** begin Data for the task **

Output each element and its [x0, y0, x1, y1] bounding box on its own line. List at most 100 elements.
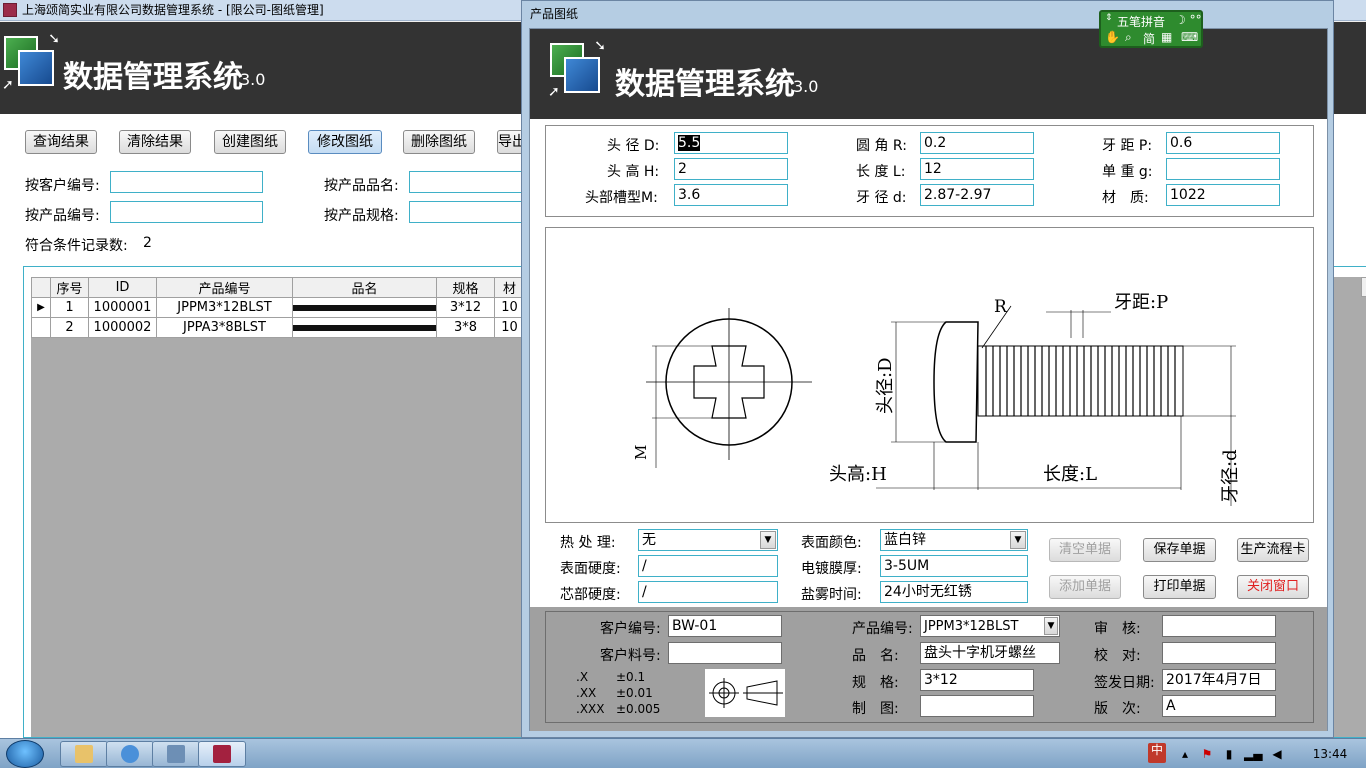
surface-hardness-input[interactable]: /: [638, 555, 778, 577]
column-header[interactable]: 材: [494, 277, 525, 298]
chevron-down-icon[interactable]: ▼: [760, 531, 776, 549]
head-height-input[interactable]: 2: [674, 158, 788, 180]
fillet-radius-input[interactable]: 0.2: [920, 132, 1034, 154]
slot-type-input[interactable]: 3.6: [674, 184, 788, 206]
core-hardness-input[interactable]: /: [638, 581, 778, 603]
fillet-radius-label: 圆 角 R:: [856, 138, 907, 154]
footer-revision-input[interactable]: A: [1162, 695, 1276, 717]
label-length: 长度:L: [1043, 464, 1097, 485]
create-drawing-button[interactable]: 创建图纸: [214, 130, 286, 154]
clear-results-button[interactable]: 清除结果: [119, 130, 191, 154]
action-center-icon[interactable]: ⚑: [1200, 747, 1214, 761]
cell-seq: 1: [50, 297, 89, 318]
slot-type-label: 头部槽型M:: [585, 190, 658, 206]
salt-spray-input[interactable]: 24小时无红锈: [880, 581, 1028, 603]
title-block: 客户编号: BW-01 客户料号: .X ±0.1 .XX ±0.01 .XXX…: [545, 611, 1314, 723]
length-input[interactable]: 12: [920, 158, 1034, 180]
footer-name-input[interactable]: 盘头十字机牙螺丝: [920, 642, 1060, 664]
save-form-button[interactable]: 保存单据: [1143, 538, 1216, 562]
table-row[interactable]: 2 1000002 JPPA3*8BLST 3*8 10: [31, 317, 525, 338]
pitch-input[interactable]: 0.6: [1166, 132, 1280, 154]
delete-drawing-button[interactable]: 删除图纸: [403, 130, 475, 154]
customer-no-filter-input[interactable]: [110, 171, 263, 193]
ime-simplified-label[interactable]: 简: [1143, 30, 1155, 47]
column-header[interactable]: 产品编号: [156, 277, 293, 298]
tolerance-key: .XX: [576, 686, 597, 700]
ime-toolbar[interactable]: ⇕ 五笔拼音 ☽ °° ✋ ⌕ 简 ▦ ⌨: [1099, 10, 1203, 48]
tolerance-key: .X: [576, 670, 589, 684]
chevron-down-icon[interactable]: ▼: [1010, 531, 1026, 549]
material-label: 材 质:: [1102, 190, 1149, 206]
folder-icon: [75, 745, 93, 763]
cell-product-no: JPPA3*8BLST: [156, 317, 293, 338]
surface-color-select[interactable]: 蓝白锌 ▼: [880, 529, 1028, 551]
taskbar-media-button[interactable]: [152, 741, 200, 767]
close-window-button[interactable]: 关闭窗口: [1237, 575, 1309, 599]
volume-icon[interactable]: ◀: [1270, 747, 1284, 761]
taskbar-ie-button[interactable]: [106, 741, 154, 767]
ime-keyboard-icon[interactable]: ⌨: [1181, 30, 1198, 44]
product-name-filter-input[interactable]: [409, 171, 529, 193]
pitch-label: 牙 距 P:: [1102, 138, 1153, 154]
cell-seq: 2: [50, 317, 89, 338]
network-icon[interactable]: ▂▄: [1244, 747, 1262, 761]
row-selector[interactable]: [31, 317, 51, 338]
show-hidden-icons-icon[interactable]: ▴: [1178, 747, 1192, 761]
add-form-button[interactable]: 添加单据: [1049, 575, 1121, 599]
unit-weight-input[interactable]: [1166, 158, 1280, 180]
print-form-button[interactable]: 打印单据: [1143, 575, 1216, 599]
product-spec-filter-input[interactable]: [409, 201, 529, 223]
access-app-icon: [213, 745, 231, 763]
row-selector-current[interactable]: ▶: [31, 297, 51, 318]
footer-issue-date-input[interactable]: 2017年4月7日: [1162, 669, 1276, 691]
clear-form-button[interactable]: 清空单据: [1049, 538, 1121, 562]
footer-audit-input[interactable]: [1162, 615, 1276, 637]
ime-tray-icon[interactable]: 中: [1148, 743, 1166, 763]
chevron-down-icon[interactable]: ▼: [1044, 617, 1058, 635]
cell-name-redacted: [292, 317, 437, 338]
popup-titlebar[interactable]: 产品图纸: [522, 1, 1333, 27]
process-card-button[interactable]: 生产流程卡: [1237, 538, 1309, 562]
tolerance-value: ±0.1: [616, 670, 646, 684]
head-height-label: 头 高 H:: [607, 164, 660, 180]
column-header[interactable]: 序号: [50, 277, 89, 298]
ime-collapse-icon[interactable]: ⇕: [1105, 13, 1113, 23]
footer-drawn-input[interactable]: [920, 695, 1034, 717]
material-input[interactable]: 1022: [1166, 184, 1280, 206]
ime-hand-icon[interactable]: ✋: [1105, 30, 1120, 44]
column-header[interactable]: 规格: [436, 277, 495, 298]
cell-spec: 3*12: [436, 297, 495, 318]
modify-drawing-button[interactable]: 修改图纸: [308, 130, 382, 154]
product-no-filter-input[interactable]: [110, 201, 263, 223]
product-drawing-window: 产品图纸 ➘ ➚ 数据管理系统 3.0 头 径 D: 5.5 头 高 H: 2 头…: [521, 0, 1334, 738]
column-header[interactable]: 品名: [292, 277, 437, 298]
footer-customer-part-input[interactable]: [668, 642, 782, 664]
ime-moon-icon[interactable]: ☽ °°: [1175, 13, 1202, 27]
table-row[interactable]: ▶ 1 1000001 JPPM3*12BLST 3*12 10: [31, 297, 525, 318]
footer-spec-input[interactable]: 3*12: [920, 669, 1034, 691]
taskbar-access-button[interactable]: [198, 741, 246, 767]
start-button-icon[interactable]: [6, 740, 44, 768]
thread-diameter-input[interactable]: 2.87-2.97: [920, 184, 1034, 206]
ime-mode-label[interactable]: 五笔拼音: [1117, 13, 1165, 30]
popup-window-title: 产品图纸: [530, 7, 579, 21]
query-button[interactable]: 查询结果: [25, 130, 97, 154]
ime-search-icon[interactable]: ⌕: [1125, 30, 1132, 45]
footer-spec-label: 规 格:: [852, 675, 899, 691]
head-diameter-input[interactable]: 5.5: [674, 132, 788, 154]
head-diameter-label: 头 径 D:: [607, 138, 660, 154]
browser-icon: [121, 745, 139, 763]
footer-product-no-select[interactable]: JPPM3*12BLST ▼: [920, 615, 1060, 637]
surface-hardness-label: 表面硬度:: [560, 561, 621, 577]
taskbar-explorer-button[interactable]: [60, 741, 108, 767]
footer-name-label: 品 名:: [852, 648, 899, 664]
battery-icon[interactable]: ▮: [1222, 747, 1236, 761]
heat-treatment-select[interactable]: 无 ▼: [638, 529, 778, 551]
plating-thickness-input[interactable]: 3-5UM: [880, 555, 1028, 577]
ime-grid-icon[interactable]: ▦: [1161, 30, 1172, 44]
label-head-height: 头高:H: [829, 464, 887, 485]
taskbar-clock[interactable]: 13:44: [1300, 739, 1360, 768]
column-header[interactable]: ID: [88, 277, 157, 298]
footer-customer-no-input[interactable]: BW-01: [668, 615, 782, 637]
footer-check-input[interactable]: [1162, 642, 1276, 664]
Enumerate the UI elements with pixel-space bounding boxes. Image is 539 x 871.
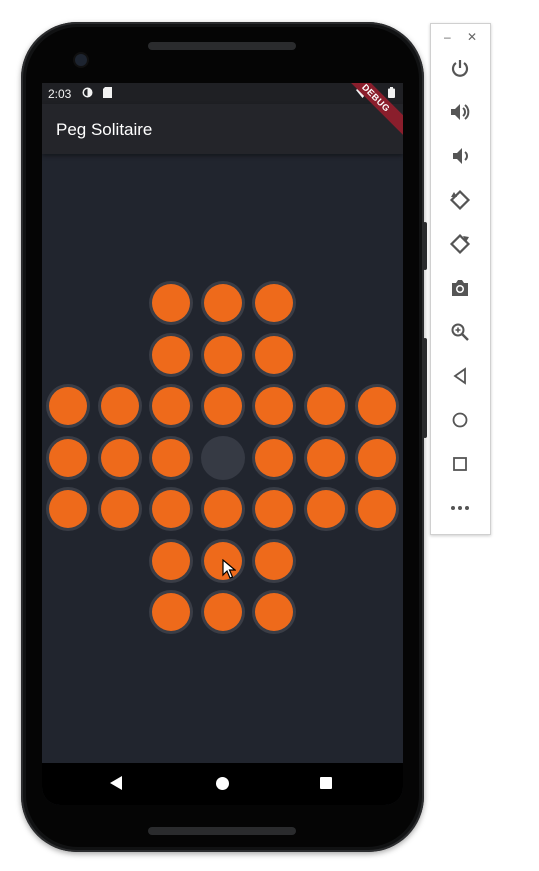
home-circle-icon[interactable] — [448, 408, 472, 432]
zoom-icon[interactable] — [448, 320, 472, 344]
back-triangle-icon[interactable] — [448, 364, 472, 388]
peg[interactable] — [152, 593, 190, 631]
front-camera — [75, 54, 87, 66]
peg[interactable] — [358, 438, 396, 477]
battery-icon — [388, 87, 395, 98]
peg[interactable] — [100, 387, 139, 425]
peg[interactable] — [255, 490, 293, 528]
home-icon[interactable] — [216, 777, 229, 790]
peg[interactable] — [306, 438, 345, 477]
peg[interactable] — [49, 387, 87, 425]
peg[interactable] — [152, 438, 190, 477]
peg[interactable] — [306, 490, 345, 528]
peg[interactable] — [203, 490, 242, 528]
mouse-pointer-icon — [222, 558, 237, 584]
earpiece-speaker — [148, 42, 296, 50]
peg[interactable] — [152, 335, 190, 374]
peg[interactable] — [255, 335, 293, 374]
bottom-speaker — [148, 827, 296, 835]
peg[interactable] — [255, 387, 293, 425]
empty-hole[interactable] — [200, 435, 245, 480]
peg[interactable] — [203, 593, 242, 631]
volume-down-icon[interactable] — [448, 144, 472, 168]
peg[interactable] — [358, 490, 396, 528]
power-side-button — [423, 222, 427, 270]
navigation-bar — [42, 763, 403, 805]
peg[interactable] — [152, 541, 190, 580]
back-icon[interactable] — [110, 776, 122, 790]
camera-icon[interactable] — [448, 276, 472, 300]
overview-square-icon[interactable] — [448, 452, 472, 476]
status-time: 2:03 — [48, 87, 72, 101]
peg[interactable] — [49, 490, 87, 528]
minimize-icon[interactable]: – — [444, 30, 451, 44]
volume-side-button — [423, 338, 427, 438]
volume-up-icon[interactable] — [448, 100, 472, 124]
peg[interactable] — [152, 490, 190, 528]
sync-icon — [82, 87, 93, 98]
rotate-left-icon[interactable] — [448, 188, 472, 212]
close-icon[interactable]: ✕ — [467, 30, 477, 44]
peg[interactable] — [152, 387, 190, 425]
more-icon[interactable] — [448, 496, 472, 520]
power-icon[interactable] — [448, 56, 472, 80]
peg[interactable] — [152, 284, 190, 322]
peg[interactable] — [255, 438, 293, 477]
sd-card-icon — [103, 87, 114, 98]
peg[interactable] — [306, 387, 345, 425]
peg[interactable] — [255, 284, 293, 322]
peg-board — [42, 154, 403, 764]
peg[interactable] — [255, 541, 293, 580]
peg[interactable] — [203, 387, 242, 425]
rotate-right-icon[interactable] — [448, 232, 472, 256]
peg[interactable] — [255, 593, 293, 631]
page-title: Peg Solitaire — [56, 120, 153, 139]
device-screen: 2:03 Peg Solitaire DEBUG — [42, 83, 403, 805]
recents-icon[interactable] — [320, 777, 332, 789]
peg[interactable] — [203, 335, 242, 374]
peg[interactable] — [100, 490, 139, 528]
peg[interactable] — [100, 438, 139, 477]
app-bar: Peg Solitaire — [42, 104, 403, 154]
peg[interactable] — [49, 438, 87, 477]
peg[interactable] — [358, 387, 396, 425]
emulator-toolbar: – ✕ — [430, 23, 491, 535]
peg[interactable] — [203, 284, 242, 322]
status-bar: 2:03 — [42, 83, 403, 104]
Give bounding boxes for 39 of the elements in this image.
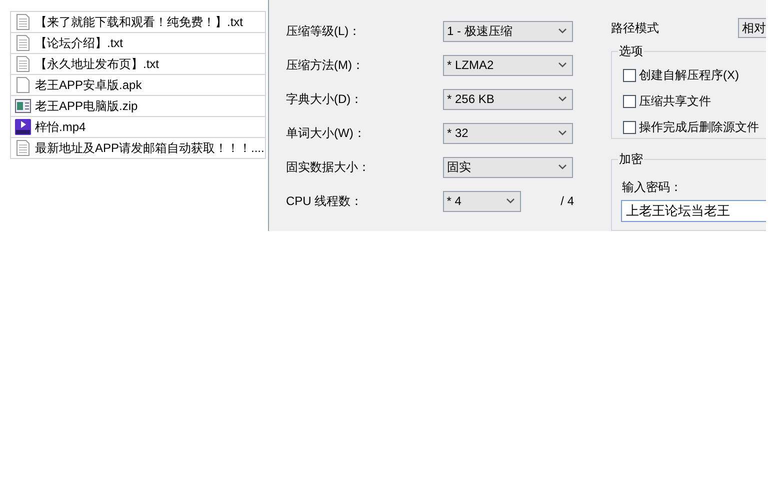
dropdown[interactable]: 固实 — [443, 156, 573, 178]
text-file-icon — [16, 140, 30, 156]
path-mode-dropdown[interactable]: 相对 — [738, 18, 766, 38]
password-field[interactable]: 上老王论坛当老王 — [621, 200, 766, 222]
dropdown[interactable]: * 32 — [443, 122, 573, 144]
text-file-icon — [16, 35, 30, 51]
chevron-down-icon — [558, 96, 567, 102]
setting-label: 字典大小(D)： — [286, 91, 364, 108]
dropdown[interactable]: * 4 — [442, 190, 521, 212]
dropdown[interactable]: 1 - 极速压缩 — [443, 20, 573, 42]
dropdown[interactable]: * 256 KB — [443, 88, 573, 110]
chevron-down-icon — [558, 130, 567, 136]
file-icon — [16, 77, 30, 93]
setting-label: 固实数据大小： — [286, 159, 371, 176]
chevron-down-icon — [506, 198, 515, 204]
video-file-icon — [15, 119, 31, 135]
chevron-down-icon — [558, 164, 567, 170]
chevron-down-icon — [558, 28, 567, 34]
password-label: 输入密码： — [622, 178, 683, 195]
group-title: 加密 — [618, 150, 644, 167]
setting-label: 压缩方法(M)： — [286, 57, 365, 74]
file-name[interactable]: 梓怡.mp4 — [35, 118, 86, 136]
checkbox-label[interactable]: 创建自解压程序(X) — [639, 66, 739, 84]
thread-count-total: / 4 — [560, 193, 574, 210]
checkbox[interactable] — [623, 94, 636, 108]
setting-label: 单词大小(W)： — [286, 125, 366, 142]
setting-label: CPU 线程数： — [286, 193, 364, 210]
checkbox-label[interactable]: 操作完成后删除源文件 — [639, 118, 759, 136]
chevron-down-icon — [558, 62, 567, 68]
setting-label: 压缩等级(L)： — [286, 23, 362, 40]
window-icon — [15, 99, 31, 113]
group-title: 选项 — [618, 43, 644, 60]
path-mode-label: 路径模式 — [611, 20, 660, 37]
dropdown[interactable]: * LZMA2 — [443, 54, 573, 76]
checkbox[interactable] — [623, 68, 636, 82]
text-file-icon — [16, 56, 30, 72]
text-file-icon — [16, 14, 30, 30]
checkbox-label[interactable]: 压缩共享文件 — [639, 92, 711, 110]
checkbox[interactable] — [623, 120, 636, 134]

** end Data for the task **

◆ Objective: In the listing, from the line with "dropdown[interactable]: 固实 —" to the line with "chevron-down-icon — [558, 96, 567, 102]", rename "text-file-icon" to "document-icon" and give those lines again with everything else unchanged.

◆ Answer to this problem:
dropdown[interactable]: 固实 — [443, 156, 573, 178]
document-icon — [16, 140, 30, 156]
path-mode-dropdown[interactable]: 相对 — [738, 18, 766, 38]
password-field[interactable]: 上老王论坛当老王 — [621, 200, 766, 222]
dropdown[interactable]: * 32 — [443, 122, 573, 144]
document-icon — [16, 35, 30, 51]
chevron-down-icon — [558, 96, 567, 102]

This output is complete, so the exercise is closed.